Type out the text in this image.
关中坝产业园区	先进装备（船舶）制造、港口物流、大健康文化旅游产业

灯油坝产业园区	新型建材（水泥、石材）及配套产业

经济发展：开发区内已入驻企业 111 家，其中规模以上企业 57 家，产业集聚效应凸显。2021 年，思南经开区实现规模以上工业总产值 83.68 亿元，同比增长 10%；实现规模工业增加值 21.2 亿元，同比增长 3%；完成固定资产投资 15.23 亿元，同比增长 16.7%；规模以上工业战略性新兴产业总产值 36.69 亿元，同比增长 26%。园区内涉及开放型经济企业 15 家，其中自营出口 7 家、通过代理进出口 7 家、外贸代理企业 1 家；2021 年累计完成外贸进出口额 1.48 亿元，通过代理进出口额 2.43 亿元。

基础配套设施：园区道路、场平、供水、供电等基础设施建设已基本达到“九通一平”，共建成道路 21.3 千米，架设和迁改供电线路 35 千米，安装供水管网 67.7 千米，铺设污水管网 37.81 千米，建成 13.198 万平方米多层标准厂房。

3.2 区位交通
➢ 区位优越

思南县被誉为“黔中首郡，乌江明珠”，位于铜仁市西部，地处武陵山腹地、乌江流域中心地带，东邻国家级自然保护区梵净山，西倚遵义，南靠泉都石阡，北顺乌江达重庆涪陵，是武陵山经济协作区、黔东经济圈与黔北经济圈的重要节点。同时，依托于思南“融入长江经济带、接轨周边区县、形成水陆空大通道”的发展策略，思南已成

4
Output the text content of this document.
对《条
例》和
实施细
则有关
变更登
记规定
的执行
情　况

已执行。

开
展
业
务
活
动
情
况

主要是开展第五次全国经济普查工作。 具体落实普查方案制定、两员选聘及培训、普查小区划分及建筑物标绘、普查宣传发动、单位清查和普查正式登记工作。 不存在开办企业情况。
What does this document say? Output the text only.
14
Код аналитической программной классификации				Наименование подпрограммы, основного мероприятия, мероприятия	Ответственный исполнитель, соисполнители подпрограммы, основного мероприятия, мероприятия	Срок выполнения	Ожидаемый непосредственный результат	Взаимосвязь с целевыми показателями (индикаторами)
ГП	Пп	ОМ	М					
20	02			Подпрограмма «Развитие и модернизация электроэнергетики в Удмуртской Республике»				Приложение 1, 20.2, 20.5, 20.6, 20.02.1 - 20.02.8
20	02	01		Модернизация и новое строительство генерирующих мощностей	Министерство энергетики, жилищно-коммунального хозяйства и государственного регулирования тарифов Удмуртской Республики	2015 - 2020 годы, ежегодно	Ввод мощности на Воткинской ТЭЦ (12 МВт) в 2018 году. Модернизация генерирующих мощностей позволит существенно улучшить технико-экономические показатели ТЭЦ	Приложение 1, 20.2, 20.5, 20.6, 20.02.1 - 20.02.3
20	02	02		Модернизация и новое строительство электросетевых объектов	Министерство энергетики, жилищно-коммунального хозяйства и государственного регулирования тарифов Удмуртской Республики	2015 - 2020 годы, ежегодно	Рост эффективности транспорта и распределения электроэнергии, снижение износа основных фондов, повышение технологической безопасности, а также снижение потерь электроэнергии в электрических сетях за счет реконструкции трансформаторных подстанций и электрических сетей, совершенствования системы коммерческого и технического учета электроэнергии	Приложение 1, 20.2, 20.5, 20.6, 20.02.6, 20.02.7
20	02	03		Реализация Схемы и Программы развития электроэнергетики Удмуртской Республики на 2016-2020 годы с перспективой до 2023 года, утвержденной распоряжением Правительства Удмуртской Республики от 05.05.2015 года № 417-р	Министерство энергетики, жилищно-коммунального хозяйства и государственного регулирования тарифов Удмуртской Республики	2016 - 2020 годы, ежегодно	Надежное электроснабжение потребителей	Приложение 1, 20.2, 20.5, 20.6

[Job]
Write out the listing once more, matching it exactly.

[Worked answer]
Type out the text in this image.
关中坝产业园区	先进装备（船舶）制造、港口物流、大健康文化旅游产业

灯油坝产业园区	新型建材（水泥、石材）及配套产业

经济发展：开发区内已入驻企业 111 家，其中规模以上企业 57 家，产业集聚效应凸显。2021 年，思南经开区实现规模以上工业总产值 83.68 亿元，同比增长 10%；实现规模工业增加值 21.2 亿元，同比增长 3%；完成固定资产投资 15.23 亿元，同比增长 16.7%；规模以上工业战略性新兴产业总产值 36.69 亿元，同比增长 26%。园区内涉及开放型经济企业 15 家，其中自营出口 7 家、通过代理进出口 7 家、外贸代理企业 1 家；2021 年累计完成外贸进出口额 1.48 亿元，通过代理进出口额 2.43 亿元。

基础配套设施：园区道路、场平、供水、供电等基础设施建设已基本达到“九通一平”，共建成道路 21.3 千米，架设和迁改供电线路 35 千米，安装供水管网 67.7 千米，铺设污水管网 37.81 千米，建成 13.198 万平方米多层标准厂房。

3.2 区位交通
➢ 区位优越

思南县被誉为“黔中首郡，乌江明珠”，位于铜仁市西部，地处武陵山腹地、乌江流域中心地带，东邻国家级自然保护区梵净山，西倚遵义，南靠泉都石阡，北顺乌江达重庆涪陵，是武陵山经济协作区、黔东经济圈与黔北经济圈的重要节点。同时，依托于思南“融入长江经济带、接轨周边区县、形成水陆空大通道”的发展策略，思南已成

4
Output the text content of this document.
对《条
例》和
实施细
则有关
变更登
记规定
的执行
情　况

已执行。

开
展
业
务
活
动
情
况

主要是开展第五次全国经济普查工作。 具体落实普查方案制定、两员选聘及培训、普查小区划分及建筑物标绘、普查宣传发动、单位清查和普查正式登记工作。 不存在开办企业情况。
What does this document say? Output the text only.
14
Код аналитической программной классификации				Наименование подпрограммы, основного мероприятия, мероприятия	Ответственный исполнитель, соисполнители подпрограммы, основного мероприятия, мероприятия	Срок выполнения	Ожидаемый непосредственный результат	Взаимосвязь с целевыми показателями (индикаторами)
ГП	Пп	ОМ	М					
20	02			Подпрограмма «Развитие и модернизация электроэнергетики в Удмуртской Республике»				Приложение 1, 20.2, 20.5, 20.6, 20.02.1 - 20.02.8
20	02	01		Модернизация и новое строительство генерирующих мощностей	Министерство энергетики, жилищно-коммунального хозяйства и государственного регулирования тарифов Удмуртской Республики	2015 - 2020 годы, ежегодно	Ввод мощности на Воткинской ТЭЦ (12 МВт) в 2018 году. Модернизация генерирующих мощностей позволит существенно улучшить технико-экономические показатели ТЭЦ	Приложение 1, 20.2, 20.5, 20.6, 20.02.1 - 20.02.3
20	02	02		Модернизация и новое строительство электросетевых объектов	Министерство энергетики, жилищно-коммунального хозяйства и государственного регулирования тарифов Удмуртской Республики	2015 - 2020 годы, ежегодно	Рост эффективности транспорта и распределения электроэнергии, снижение износа основных фондов, повышение технологической безопасности, а также снижение потерь электроэнергии в электрических сетях за счет реконструкции трансформаторных подстанций и электрических сетей, совершенствования системы коммерческого и технического учета электроэнергии	Приложение 1, 20.2, 20.5, 20.6, 20.02.6, 20.02.7
20	02	03		Реализация Схемы и Программы развития электроэнергетики Удмуртской Республики на 2016-2020 годы с перспективой до 2023 года, утвержденной распоряжением Правительства Удмуртской Республики от 05.05.2015 года № 417-р	Министерство энергетики, жилищно-коммунального хозяйства и государственного регулирования тарифов Удмуртской Республики	2016 - 2020 годы, ежегодно	Надежное электроснабжение потребителей	Приложение 1, 20.2, 20.5, 20.6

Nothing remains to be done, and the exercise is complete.